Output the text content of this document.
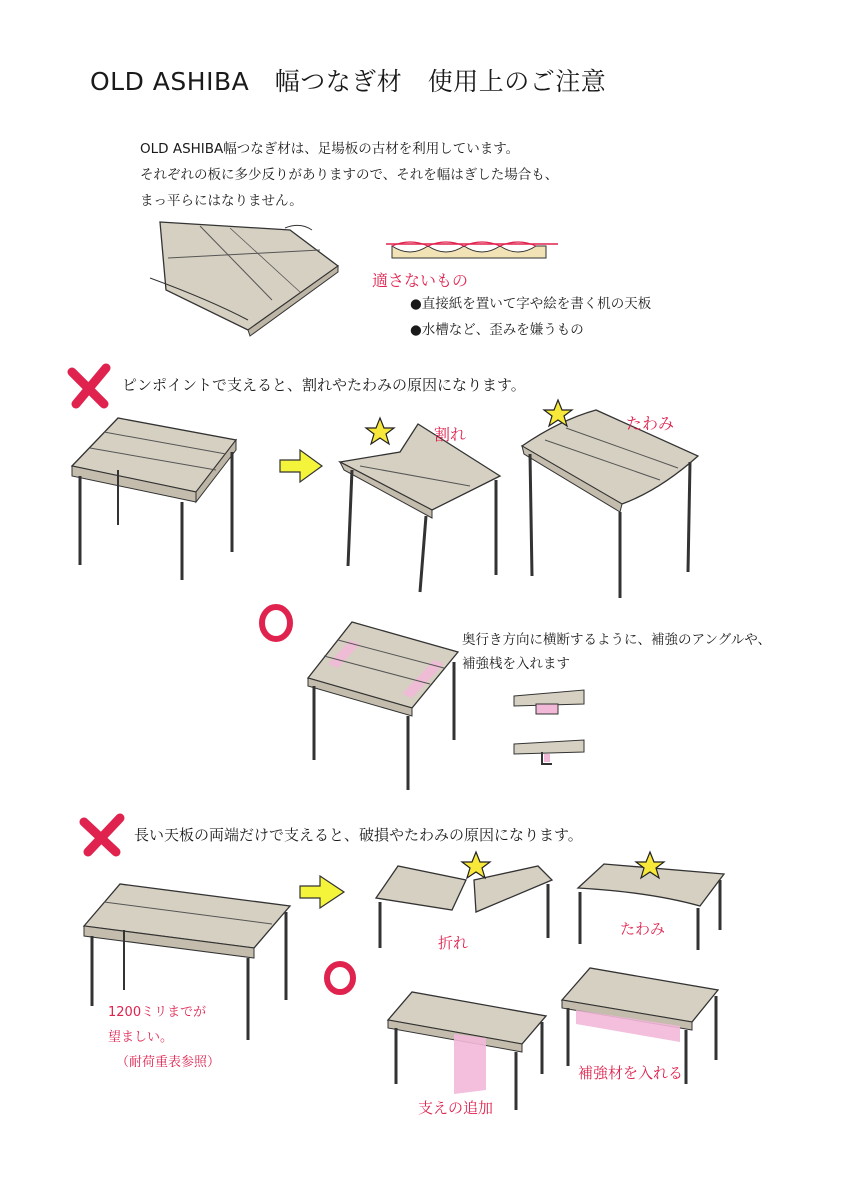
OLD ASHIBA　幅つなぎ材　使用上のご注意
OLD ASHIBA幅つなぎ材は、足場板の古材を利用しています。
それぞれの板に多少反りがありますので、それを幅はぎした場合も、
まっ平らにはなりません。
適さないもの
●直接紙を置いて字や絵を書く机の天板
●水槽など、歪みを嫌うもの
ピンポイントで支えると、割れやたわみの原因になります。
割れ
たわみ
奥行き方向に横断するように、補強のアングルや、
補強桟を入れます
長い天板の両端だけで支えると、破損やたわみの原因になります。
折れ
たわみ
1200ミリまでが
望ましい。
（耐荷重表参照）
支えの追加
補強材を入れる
——————————
**YOUR TASK:** Quote each record exactly as it stands, minus the pictures.

**RESPONSE BELOW:**
Output the text content of this document.
OLD ASHIBA　幅つなぎ材　使用上のご注意
OLD ASHIBA幅つなぎ材は、足場板の古材を利用しています。
それぞれの板に多少反りがありますので、それを幅はぎした場合も、
まっ平らにはなりません。
適さないもの
●直接紙を置いて字や絵を書く机の天板
●水槽など、歪みを嫌うもの
ピンポイントで支えると、割れやたわみの原因になります。
割れ
たわみ
奥行き方向に横断するように、補強のアングルや、
補強桟を入れます
長い天板の両端だけで支えると、破損やたわみの原因になります。
折れ
たわみ
1200ミリまでが
望ましい。
（耐荷重表参照）
支えの追加
補強材を入れる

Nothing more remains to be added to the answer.